*WHAT IS ASKED*
Copy the data below exactly.

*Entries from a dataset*
====

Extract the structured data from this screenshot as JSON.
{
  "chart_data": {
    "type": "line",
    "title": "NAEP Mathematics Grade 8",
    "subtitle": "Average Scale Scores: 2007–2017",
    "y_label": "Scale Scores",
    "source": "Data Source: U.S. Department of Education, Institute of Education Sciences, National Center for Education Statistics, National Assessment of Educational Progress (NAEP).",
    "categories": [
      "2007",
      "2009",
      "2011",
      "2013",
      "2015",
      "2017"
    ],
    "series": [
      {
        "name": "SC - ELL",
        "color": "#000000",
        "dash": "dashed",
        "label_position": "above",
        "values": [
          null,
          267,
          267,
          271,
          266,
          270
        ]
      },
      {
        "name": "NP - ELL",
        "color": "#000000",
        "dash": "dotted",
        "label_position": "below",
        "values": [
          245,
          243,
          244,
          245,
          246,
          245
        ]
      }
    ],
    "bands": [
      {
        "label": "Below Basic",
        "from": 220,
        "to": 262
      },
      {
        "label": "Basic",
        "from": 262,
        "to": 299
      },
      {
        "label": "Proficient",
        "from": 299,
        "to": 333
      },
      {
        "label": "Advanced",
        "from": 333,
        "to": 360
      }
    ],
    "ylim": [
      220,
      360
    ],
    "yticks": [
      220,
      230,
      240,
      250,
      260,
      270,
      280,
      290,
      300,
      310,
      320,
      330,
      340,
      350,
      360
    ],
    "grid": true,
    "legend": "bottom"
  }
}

====

*ANSWER TO THIS TASK*
Extract the structured data from this screenshot as JSON.
{
  "chart_data": {
    "type": "line",
    "title": "NAEP Mathematics Grade 8",
    "subtitle": "Average Scale Scores: 2007–2017",
    "y_label": "Scale Scores",
    "source": "Data Source: U.S. Department of Education, Institute of Education Sciences, National Center for Education Statistics, National Assessment of Educational Progress (NAEP).",
    "categories": [
      "2007",
      "2009",
      "2011",
      "2013",
      "2015",
      "2017"
    ],
    "series": [
      {
        "name": "SC - ELL",
        "color": "#000000",
        "dash": "dashed",
        "label_position": "above",
        "values": [
          null,
          267,
          267,
          271,
          266,
          270
        ]
      },
      {
        "name": "NP - ELL",
        "color": "#000000",
        "dash": "dotted",
        "label_position": "below",
        "values": [
          245,
          243,
          244,
          245,
          246,
          245
        ]
      }
    ],
    "bands": [
      {
        "label": "Below Basic",
        "from": 220,
        "to": 262
      },
      {
        "label": "Basic",
        "from": 262,
        "to": 299
      },
      {
        "label": "Proficient",
        "from": 299,
        "to": 333
      },
      {
        "label": "Advanced",
        "from": 333,
        "to": 360
      }
    ],
    "ylim": [
      220,
      360
    ],
    "yticks": [
      220,
      230,
      240,
      250,
      260,
      270,
      280,
      290,
      300,
      310,
      320,
      330,
      340,
      350,
      360
    ],
    "grid": true,
    "legend": "bottom"
  }
}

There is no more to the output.